* PROBLEM STATEMENT *
Assemble all lines in which the string "нижнего" appears.
****************************************
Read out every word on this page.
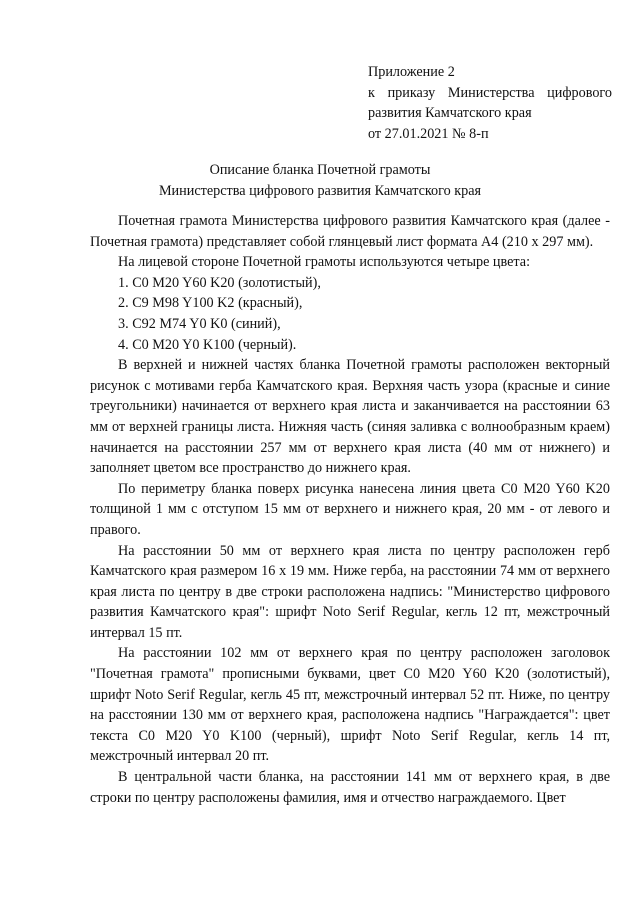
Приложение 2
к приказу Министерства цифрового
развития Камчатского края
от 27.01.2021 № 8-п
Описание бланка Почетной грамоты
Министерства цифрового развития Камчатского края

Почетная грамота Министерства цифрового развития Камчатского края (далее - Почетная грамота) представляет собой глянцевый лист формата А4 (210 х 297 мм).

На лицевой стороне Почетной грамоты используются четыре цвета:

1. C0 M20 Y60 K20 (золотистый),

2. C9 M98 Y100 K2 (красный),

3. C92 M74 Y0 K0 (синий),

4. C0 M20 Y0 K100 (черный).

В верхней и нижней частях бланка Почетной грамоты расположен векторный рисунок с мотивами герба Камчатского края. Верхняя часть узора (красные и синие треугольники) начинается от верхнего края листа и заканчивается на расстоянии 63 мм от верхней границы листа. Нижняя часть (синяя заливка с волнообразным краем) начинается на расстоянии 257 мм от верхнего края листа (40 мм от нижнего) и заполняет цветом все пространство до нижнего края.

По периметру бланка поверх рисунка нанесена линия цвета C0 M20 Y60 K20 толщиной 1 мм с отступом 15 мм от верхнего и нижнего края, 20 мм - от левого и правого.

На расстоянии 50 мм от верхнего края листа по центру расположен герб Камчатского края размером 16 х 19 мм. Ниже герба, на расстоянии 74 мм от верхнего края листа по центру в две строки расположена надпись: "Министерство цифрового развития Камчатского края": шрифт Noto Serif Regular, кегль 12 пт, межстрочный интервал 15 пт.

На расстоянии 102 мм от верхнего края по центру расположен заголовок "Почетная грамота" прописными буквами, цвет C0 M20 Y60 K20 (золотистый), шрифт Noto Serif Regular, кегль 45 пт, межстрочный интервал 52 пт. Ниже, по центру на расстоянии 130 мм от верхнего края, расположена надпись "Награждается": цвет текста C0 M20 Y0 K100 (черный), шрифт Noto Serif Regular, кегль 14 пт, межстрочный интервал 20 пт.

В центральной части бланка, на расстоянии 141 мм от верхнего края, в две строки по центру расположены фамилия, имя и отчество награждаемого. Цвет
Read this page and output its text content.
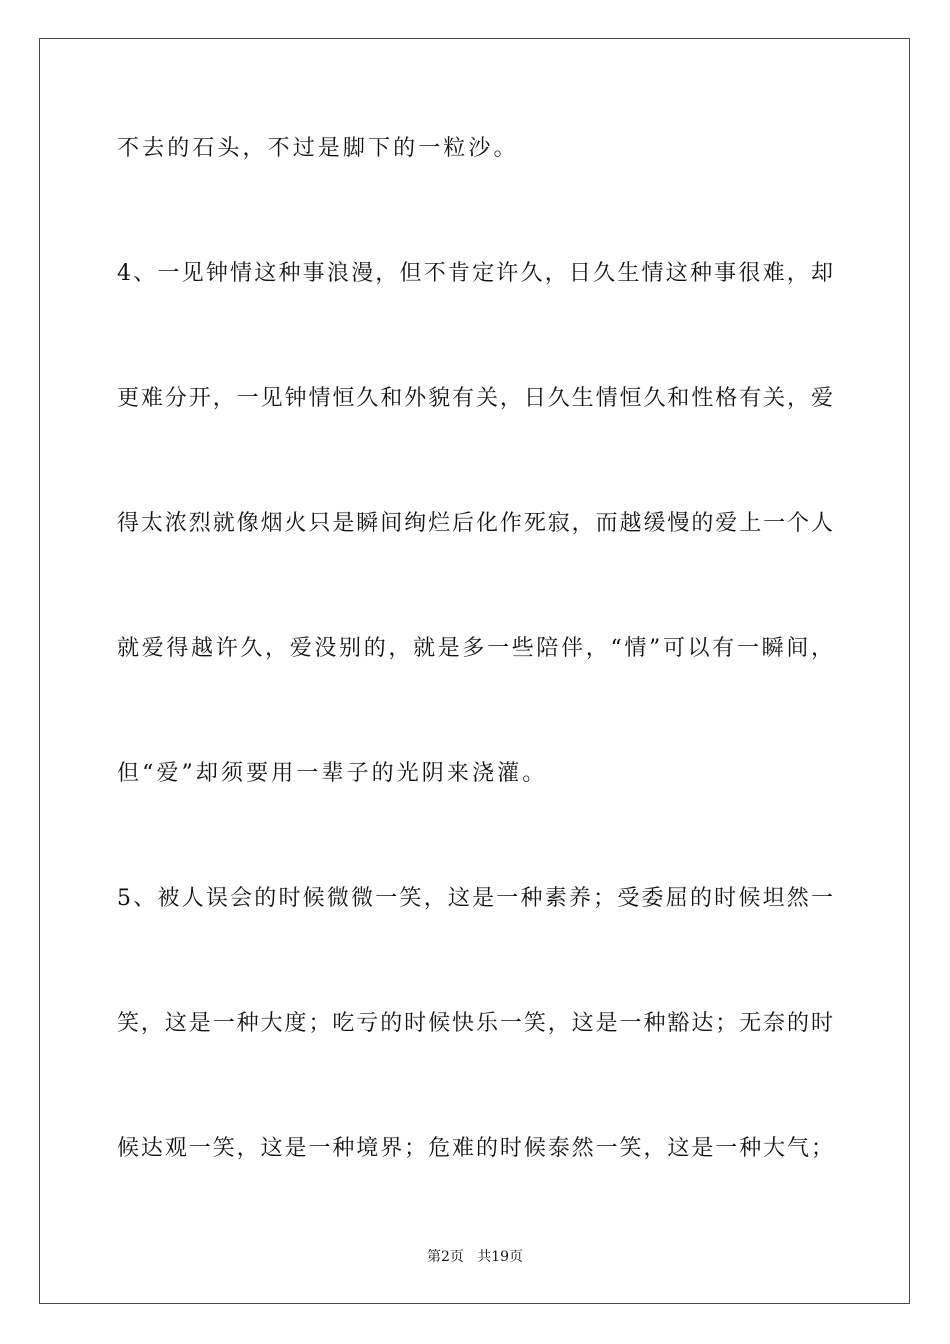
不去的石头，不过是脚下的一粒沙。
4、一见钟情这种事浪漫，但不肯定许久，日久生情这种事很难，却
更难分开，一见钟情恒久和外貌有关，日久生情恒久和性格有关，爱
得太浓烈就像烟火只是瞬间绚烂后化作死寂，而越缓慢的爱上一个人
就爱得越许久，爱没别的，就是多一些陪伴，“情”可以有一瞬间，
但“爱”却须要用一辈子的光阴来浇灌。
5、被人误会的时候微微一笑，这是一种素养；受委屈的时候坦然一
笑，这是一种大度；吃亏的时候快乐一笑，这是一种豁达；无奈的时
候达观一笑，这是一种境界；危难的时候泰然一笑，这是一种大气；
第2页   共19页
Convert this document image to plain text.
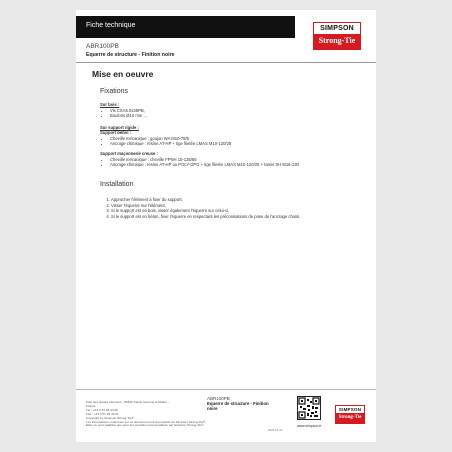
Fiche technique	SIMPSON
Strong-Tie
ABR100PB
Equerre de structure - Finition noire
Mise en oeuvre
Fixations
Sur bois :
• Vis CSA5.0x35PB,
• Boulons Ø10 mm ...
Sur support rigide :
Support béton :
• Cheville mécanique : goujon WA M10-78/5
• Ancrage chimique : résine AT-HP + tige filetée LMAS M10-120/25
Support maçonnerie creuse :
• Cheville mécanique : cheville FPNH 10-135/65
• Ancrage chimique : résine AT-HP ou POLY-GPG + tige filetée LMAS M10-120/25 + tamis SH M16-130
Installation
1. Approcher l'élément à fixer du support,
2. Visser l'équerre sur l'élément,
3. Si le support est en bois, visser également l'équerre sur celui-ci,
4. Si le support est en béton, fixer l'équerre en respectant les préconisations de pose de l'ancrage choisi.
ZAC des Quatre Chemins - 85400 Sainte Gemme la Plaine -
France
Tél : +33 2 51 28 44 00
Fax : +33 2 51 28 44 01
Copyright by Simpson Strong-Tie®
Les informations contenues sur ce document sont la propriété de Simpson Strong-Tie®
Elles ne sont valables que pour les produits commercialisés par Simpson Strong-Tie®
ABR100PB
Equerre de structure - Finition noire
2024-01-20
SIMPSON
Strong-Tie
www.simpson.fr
****************************************
* EXERCISE SOLUTION *
В верхней и нижней частях бланка Почетной грамоты расположен векторный рисунок с мотивами герба Камчатского края. Верхняя часть узора (красные и синие треугольники) начинается от верхнего края листа и заканчивается на расстоянии 63 мм от верхней границы листа. Нижняя часть (синяя заливка с волнообразным краем) начинается на расстоянии 257 мм от верхнего края листа (40 мм от нижнего) и заполняет цветом все пространство до нижнего края.
По периметру бланка поверх рисунка нанесена линия цвета C0 M20 Y60 K20 толщиной 1 мм с отступом 15 мм от верхнего и нижнего края, 20 мм - от левого и правого.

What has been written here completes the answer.